[Directive]
Skip every image and restate the data word for word.

(Dataset entries)
------------------------------------------------------------------------

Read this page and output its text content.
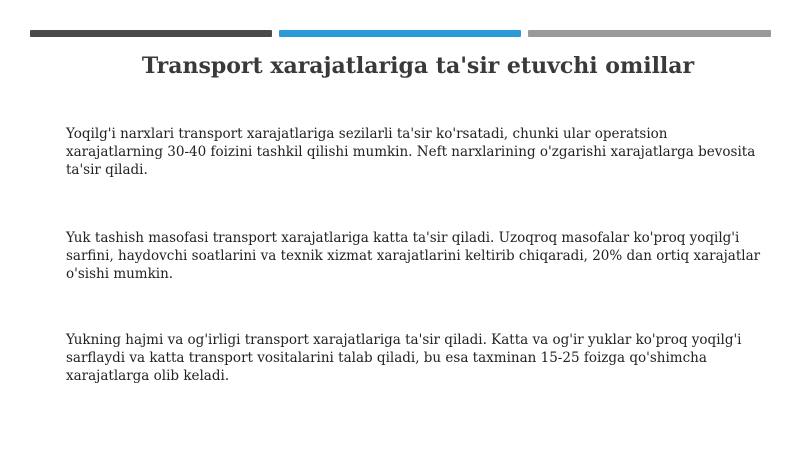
Transport xarajatlariga ta'sir etuvchi omillar

Yoqilg'i narxlari transport xarajatlariga sezilarli ta'sir ko'rsatadi, chunki ular operatsion xarajatlarning 30-40 foizini tashkil qilishi mumkin. Neft narxlarining o'zgarishi xarajatlarga bevosita ta'sir qiladi.

Yuk tashish masofasi transport xarajatlariga katta ta'sir qiladi. Uzoqroq masofalar ko'proq yoqilg'i sarfini, haydovchi soatlarini va texnik xizmat xarajatlarini keltirib chiqaradi, 20% dan ortiq xarajatlar o'sishi mumkin.

Yukning hajmi va og'irligi transport xarajatlariga ta'sir qiladi. Katta va og'ir yuklar ko'proq yoqilg'i sarflaydi va katta transport vositalarini talab qiladi, bu esa taxminan 15-25 foizga qo'shimcha xarajatlarga olib keladi.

------------------------------------------------------------------------

[Problem solution]
Read this page and output its text content.
Transport xarajatlariga ta'sir etuvchi omillar

Yoqilg'i narxlari transport xarajatlariga sezilarli ta'sir ko'rsatadi, chunki ular operatsion xarajatlarning 30-40 foizini tashkil qilishi mumkin. Neft narxlarining o'zgarishi xarajatlarga bevosita ta'sir qiladi.

Yuk tashish masofasi transport xarajatlariga katta ta'sir qiladi. Uzoqroq masofalar ko'proq yoqilg'i sarfini, haydovchi soatlarini va texnik xizmat xarajatlarini keltirib chiqaradi, 20% dan ortiq xarajatlar o'sishi mumkin.

Yukning hajmi va og'irligi transport xarajatlariga ta'sir qiladi. Katta va og'ir yuklar ko'proq yoqilg'i sarflaydi va katta transport vositalarini talab qiladi, bu esa taxminan 15-25 foizga qo'shimcha xarajatlarga olib keladi.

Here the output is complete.